Below are records to transcribe exactly, without their pictures.

Entries from a visual dataset
· · · · ·

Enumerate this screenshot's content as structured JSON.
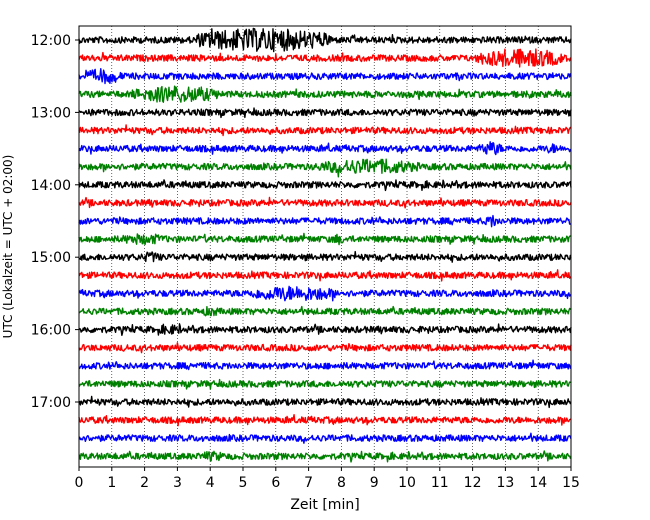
{
  "chart_data": {
    "type": "line",
    "title": "",
    "xlabel": "Zeit  [min]",
    "ylabel": "UTC (Lokalzeit = UTC + 02:00)",
    "xlim": [
      0,
      15
    ],
    "x_ticks": [
      "0",
      "1",
      "2",
      "3",
      "4",
      "5",
      "6",
      "7",
      "8",
      "9",
      "10",
      "11",
      "12",
      "13",
      "14",
      "15"
    ],
    "y_ticks": [
      "12:00",
      "13:00",
      "14:00",
      "15:00",
      "16:00",
      "17:00"
    ],
    "grid": "vertical dotted",
    "trace_interval_min": 15,
    "color_cycle": [
      "#000000",
      "#ff0000",
      "#0000ff",
      "#008000"
    ],
    "series": [
      {
        "start": "12:00",
        "color": "#000000",
        "events": [
          {
            "from": 3.5,
            "to": 7.7,
            "amp": 2.3
          }
        ]
      },
      {
        "start": "12:15",
        "color": "#ff0000",
        "events": [
          {
            "from": 12.1,
            "to": 14.8,
            "amp": 1.9
          }
        ]
      },
      {
        "start": "12:30",
        "color": "#0000ff",
        "events": [
          {
            "from": 0.2,
            "to": 1.3,
            "amp": 1.5
          }
        ]
      },
      {
        "start": "12:45",
        "color": "#008000",
        "events": [
          {
            "from": 1.6,
            "to": 4.3,
            "amp": 1.7
          }
        ]
      },
      {
        "start": "13:00",
        "color": "#000000",
        "events": []
      },
      {
        "start": "13:15",
        "color": "#ff0000",
        "events": []
      },
      {
        "start": "13:30",
        "color": "#0000ff",
        "events": [
          {
            "from": 12.2,
            "to": 12.9,
            "amp": 1.4
          },
          {
            "from": 14.2,
            "to": 14.7,
            "amp": 1.0
          }
        ]
      },
      {
        "start": "13:45",
        "color": "#008000",
        "events": [
          {
            "from": 7.2,
            "to": 10.4,
            "amp": 1.5
          }
        ]
      },
      {
        "start": "14:00",
        "color": "#000000",
        "events": []
      },
      {
        "start": "14:15",
        "color": "#ff0000",
        "events": []
      },
      {
        "start": "14:30",
        "color": "#0000ff",
        "events": [
          {
            "from": 12.4,
            "to": 12.8,
            "amp": 1.3
          }
        ]
      },
      {
        "start": "14:45",
        "color": "#008000",
        "events": [
          {
            "from": 1.2,
            "to": 2.7,
            "amp": 1.1
          },
          {
            "from": 7.7,
            "to": 8.1,
            "amp": 1.1
          }
        ]
      },
      {
        "start": "15:00",
        "color": "#000000",
        "events": [
          {
            "from": 1.9,
            "to": 2.5,
            "amp": 1.1
          }
        ]
      },
      {
        "start": "15:15",
        "color": "#ff0000",
        "events": []
      },
      {
        "start": "15:30",
        "color": "#0000ff",
        "events": [
          {
            "from": 5.1,
            "to": 7.9,
            "amp": 1.5
          }
        ]
      },
      {
        "start": "15:45",
        "color": "#008000",
        "events": [
          {
            "from": 3.7,
            "to": 4.3,
            "amp": 1.0
          }
        ]
      },
      {
        "start": "16:00",
        "color": "#000000",
        "events": [
          {
            "from": 2.4,
            "to": 3.2,
            "amp": 1.0
          }
        ]
      },
      {
        "start": "16:15",
        "color": "#ff0000",
        "events": []
      },
      {
        "start": "16:30",
        "color": "#0000ff",
        "events": []
      },
      {
        "start": "16:45",
        "color": "#008000",
        "events": []
      },
      {
        "start": "17:00",
        "color": "#000000",
        "events": []
      },
      {
        "start": "17:15",
        "color": "#ff0000",
        "events": []
      },
      {
        "start": "17:30",
        "color": "#0000ff",
        "events": []
      },
      {
        "start": "17:45",
        "color": "#008000",
        "events": [
          {
            "from": 3.6,
            "to": 4.5,
            "amp": 1.0
          }
        ]
      }
    ]
  }
}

· · · · ·

Solution to this problem
Enumerate this screenshot's content as structured JSON.
{
  "chart_data": {
    "type": "line",
    "title": "",
    "xlabel": "Zeit  [min]",
    "ylabel": "UTC (Lokalzeit = UTC + 02:00)",
    "xlim": [
      0,
      15
    ],
    "x_ticks": [
      "0",
      "1",
      "2",
      "3",
      "4",
      "5",
      "6",
      "7",
      "8",
      "9",
      "10",
      "11",
      "12",
      "13",
      "14",
      "15"
    ],
    "y_ticks": [
      "12:00",
      "13:00",
      "14:00",
      "15:00",
      "16:00",
      "17:00"
    ],
    "grid": "vertical dotted",
    "trace_interval_min": 15,
    "color_cycle": [
      "#000000",
      "#ff0000",
      "#0000ff",
      "#008000"
    ],
    "series": [
      {
        "start": "12:00",
        "color": "#000000",
        "events": [
          {
            "from": 3.5,
            "to": 7.7,
            "amp": 2.3
          }
        ]
      },
      {
        "start": "12:15",
        "color": "#ff0000",
        "events": [
          {
            "from": 12.1,
            "to": 14.8,
            "amp": 1.9
          }
        ]
      },
      {
        "start": "12:30",
        "color": "#0000ff",
        "events": [
          {
            "from": 0.2,
            "to": 1.3,
            "amp": 1.5
          }
        ]
      },
      {
        "start": "12:45",
        "color": "#008000",
        "events": [
          {
            "from": 1.6,
            "to": 4.3,
            "amp": 1.7
          }
        ]
      },
      {
        "start": "13:00",
        "color": "#000000",
        "events": []
      },
      {
        "start": "13:15",
        "color": "#ff0000",
        "events": []
      },
      {
        "start": "13:30",
        "color": "#0000ff",
        "events": [
          {
            "from": 12.2,
            "to": 12.9,
            "amp": 1.4
          },
          {
            "from": 14.2,
            "to": 14.7,
            "amp": 1.0
          }
        ]
      },
      {
        "start": "13:45",
        "color": "#008000",
        "events": [
          {
            "from": 7.2,
            "to": 10.4,
            "amp": 1.5
          }
        ]
      },
      {
        "start": "14:00",
        "color": "#000000",
        "events": []
      },
      {
        "start": "14:15",
        "color": "#ff0000",
        "events": []
      },
      {
        "start": "14:30",
        "color": "#0000ff",
        "events": [
          {
            "from": 12.4,
            "to": 12.8,
            "amp": 1.3
          }
        ]
      },
      {
        "start": "14:45",
        "color": "#008000",
        "events": [
          {
            "from": 1.2,
            "to": 2.7,
            "amp": 1.1
          },
          {
            "from": 7.7,
            "to": 8.1,
            "amp": 1.1
          }
        ]
      },
      {
        "start": "15:00",
        "color": "#000000",
        "events": [
          {
            "from": 1.9,
            "to": 2.5,
            "amp": 1.1
          }
        ]
      },
      {
        "start": "15:15",
        "color": "#ff0000",
        "events": []
      },
      {
        "start": "15:30",
        "color": "#0000ff",
        "events": [
          {
            "from": 5.1,
            "to": 7.9,
            "amp": 1.5
          }
        ]
      },
      {
        "start": "15:45",
        "color": "#008000",
        "events": [
          {
            "from": 3.7,
            "to": 4.3,
            "amp": 1.0
          }
        ]
      },
      {
        "start": "16:00",
        "color": "#000000",
        "events": [
          {
            "from": 2.4,
            "to": 3.2,
            "amp": 1.0
          }
        ]
      },
      {
        "start": "16:15",
        "color": "#ff0000",
        "events": []
      },
      {
        "start": "16:30",
        "color": "#0000ff",
        "events": []
      },
      {
        "start": "16:45",
        "color": "#008000",
        "events": []
      },
      {
        "start": "17:00",
        "color": "#000000",
        "events": []
      },
      {
        "start": "17:15",
        "color": "#ff0000",
        "events": []
      },
      {
        "start": "17:30",
        "color": "#0000ff",
        "events": []
      },
      {
        "start": "17:45",
        "color": "#008000",
        "events": [
          {
            "from": 3.6,
            "to": 4.5,
            "amp": 1.0
          }
        ]
      }
    ]
  }
}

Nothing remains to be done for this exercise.